To do: Word for word, transcribe the lines below and drop the pictures.

Stored data:
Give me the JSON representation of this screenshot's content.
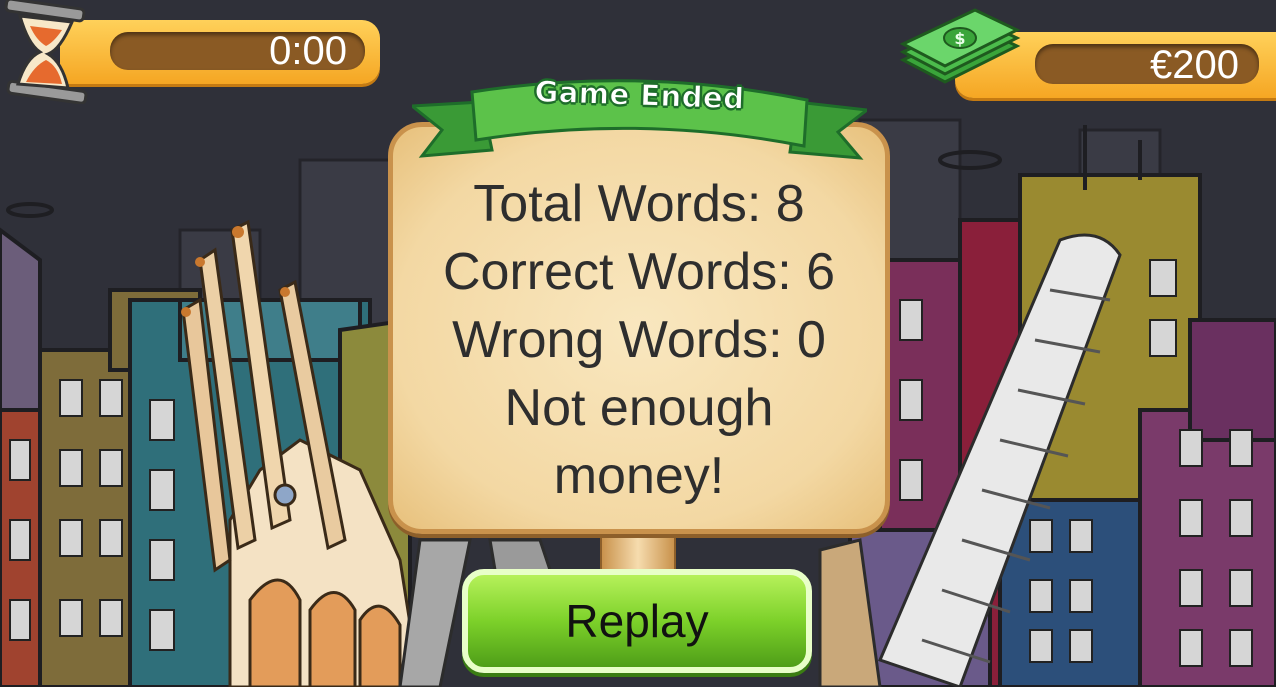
{
  "hud": {
    "timer": "0:00",
    "money": "€200",
    "timer_icon": "hourglass-icon",
    "money_icon": "cash-stack-icon"
  },
  "dialog": {
    "title": "Game Ended",
    "lines": [
      "Total Words: 8",
      "Correct Words: 6",
      "Wrong Words: 0",
      "Not enough",
      "money!"
    ]
  },
  "buttons": {
    "replay": "Replay"
  },
  "colors": {
    "hud_bar": "#f5a623",
    "hud_inner": "#8a5a24",
    "ribbon": "#4fb83a",
    "panel": "#f3d8a3",
    "replay_button": "#7dd12a"
  }
}
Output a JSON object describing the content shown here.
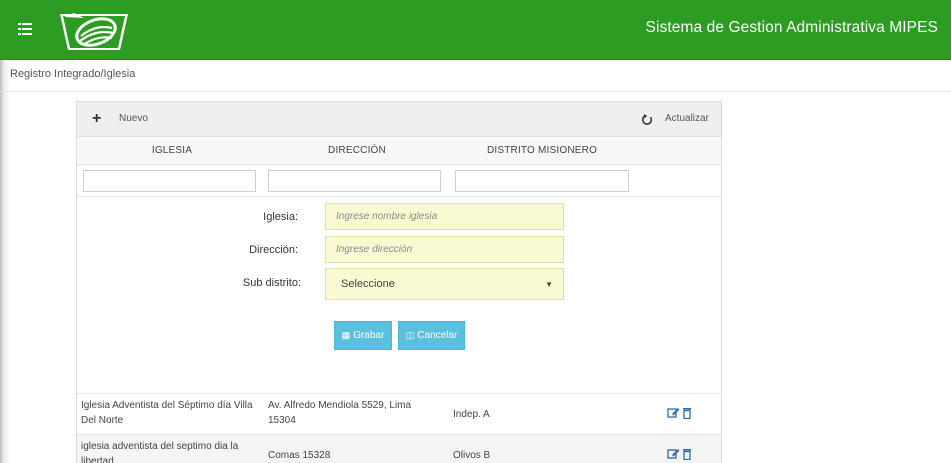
{
  "header": {
    "title": "Sistema de Gestion Administrativa MIPES",
    "brand_color": "#2d9c22"
  },
  "breadcrumb": "Registro Integrado/Iglesia",
  "toolbar": {
    "new_label": "Nuevo",
    "new_icon": "plus-icon",
    "refresh_label": "Actualizar",
    "refresh_icon": "refresh-icon"
  },
  "table": {
    "columns": [
      "IGLESIA",
      "DIRECCIÓN",
      "DISTRITO MISIONERO"
    ],
    "rows": [
      {
        "iglesia": [
          "Iglesia Adventista del Séptimo día Villa",
          "Del Norte"
        ],
        "direccion": [
          "Av. Alfredo Mendiola 5529, Lima",
          "15304"
        ],
        "distrito": "Indep. A"
      },
      {
        "iglesia": [
          "iglesia adventista del septimo dia la",
          "libertad"
        ],
        "direccion": [
          "Comas 15328",
          ""
        ],
        "distrito": "Olivos B"
      }
    ]
  },
  "form": {
    "iglesia_label": "Iglesia:",
    "iglesia_placeholder": "Ingrese nombre iglesia",
    "direccion_label": "Dirección:",
    "direccion_placeholder": "Ingrese dirección",
    "subdistrito_label": "Sub distrito:",
    "subdistrito_selected": "Seleccione",
    "save_label": "Grabar",
    "cancel_label": "Cancelar",
    "field_bg": "#fafad2",
    "button_color": "#5bc0de"
  }
}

Finished answer:
Give me the JSON representation of this screenshot's content.
{
  "hud": {
    "timer": "0:00",
    "money": "€200",
    "timer_icon": "hourglass-icon",
    "money_icon": "cash-stack-icon"
  },
  "dialog": {
    "title": "Game Ended",
    "lines": [
      "Total Words: 8",
      "Correct Words: 6",
      "Wrong Words: 0",
      "Not enough",
      "money!"
    ]
  },
  "buttons": {
    "replay": "Replay"
  },
  "colors": {
    "hud_bar": "#f5a623",
    "hud_inner": "#8a5a24",
    "ribbon": "#4fb83a",
    "panel": "#f3d8a3",
    "replay_button": "#7dd12a"
  }
}
Output a JSON object describing the content shown here.
{
  "header": {
    "title": "Sistema de Gestion Administrativa MIPES",
    "brand_color": "#2d9c22"
  },
  "breadcrumb": "Registro Integrado/Iglesia",
  "toolbar": {
    "new_label": "Nuevo",
    "new_icon": "plus-icon",
    "refresh_label": "Actualizar",
    "refresh_icon": "refresh-icon"
  },
  "table": {
    "columns": [
      "IGLESIA",
      "DIRECCIÓN",
      "DISTRITO MISIONERO"
    ],
    "rows": [
      {
        "iglesia": [
          "Iglesia Adventista del Séptimo día Villa",
          "Del Norte"
        ],
        "direccion": [
          "Av. Alfredo Mendiola 5529, Lima",
          "15304"
        ],
        "distrito": "Indep. A"
      },
      {
        "iglesia": [
          "iglesia adventista del septimo dia la",
          "libertad"
        ],
        "direccion": [
          "Comas 15328",
          ""
        ],
        "distrito": "Olivos B"
      }
    ]
  },
  "form": {
    "iglesia_label": "Iglesia:",
    "iglesia_placeholder": "Ingrese nombre iglesia",
    "direccion_label": "Dirección:",
    "direccion_placeholder": "Ingrese dirección",
    "subdistrito_label": "Sub distrito:",
    "subdistrito_selected": "Seleccione",
    "save_label": "Grabar",
    "cancel_label": "Cancelar",
    "field_bg": "#fafad2",
    "button_color": "#5bc0de"
  }
}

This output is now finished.